**Given request**
Repeat the listing in full, preserving every character.

═════ Given data ═════

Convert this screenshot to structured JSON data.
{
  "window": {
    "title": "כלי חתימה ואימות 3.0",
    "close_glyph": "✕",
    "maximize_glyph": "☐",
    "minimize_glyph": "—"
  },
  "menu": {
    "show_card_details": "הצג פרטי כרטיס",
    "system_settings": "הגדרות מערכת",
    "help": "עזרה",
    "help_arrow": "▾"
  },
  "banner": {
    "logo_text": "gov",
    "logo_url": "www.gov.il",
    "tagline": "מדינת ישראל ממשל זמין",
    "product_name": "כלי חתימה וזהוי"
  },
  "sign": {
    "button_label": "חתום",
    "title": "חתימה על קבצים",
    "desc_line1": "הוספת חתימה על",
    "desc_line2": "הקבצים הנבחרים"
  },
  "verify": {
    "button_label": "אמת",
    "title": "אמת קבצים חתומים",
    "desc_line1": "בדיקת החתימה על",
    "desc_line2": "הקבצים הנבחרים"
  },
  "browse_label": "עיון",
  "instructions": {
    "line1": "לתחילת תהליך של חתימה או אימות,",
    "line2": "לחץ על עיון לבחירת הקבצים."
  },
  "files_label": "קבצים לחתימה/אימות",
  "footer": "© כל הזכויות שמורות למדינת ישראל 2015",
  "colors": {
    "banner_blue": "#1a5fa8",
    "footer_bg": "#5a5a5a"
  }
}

═════

**Task output**
Convert this screenshot to structured JSON data.
{
  "window": {
    "title": "כלי חתימה ואימות 3.0",
    "close_glyph": "✕",
    "maximize_glyph": "☐",
    "minimize_glyph": "—"
  },
  "menu": {
    "show_card_details": "הצג פרטי כרטיס",
    "system_settings": "הגדרות מערכת",
    "help": "עזרה",
    "help_arrow": "▾"
  },
  "banner": {
    "logo_text": "gov",
    "logo_url": "www.gov.il",
    "tagline": "מדינת ישראל ממשל זמין",
    "product_name": "כלי חתימה וזהוי"
  },
  "sign": {
    "button_label": "חתום",
    "title": "חתימה על קבצים",
    "desc_line1": "הוספת חתימה על",
    "desc_line2": "הקבצים הנבחרים"
  },
  "verify": {
    "button_label": "אמת",
    "title": "אמת קבצים חתומים",
    "desc_line1": "בדיקת החתימה על",
    "desc_line2": "הקבצים הנבחרים"
  },
  "browse_label": "עיון",
  "instructions": {
    "line1": "לתחילת תהליך של חתימה או אימות,",
    "line2": "לחץ על עיון לבחירת הקבצים."
  },
  "files_label": "קבצים לחתימה/אימות",
  "footer": "© כל הזכויות שמורות למדינת ישראל 2015",
  "colors": {
    "banner_blue": "#1a5fa8",
    "footer_bg": "#5a5a5a"
  }
}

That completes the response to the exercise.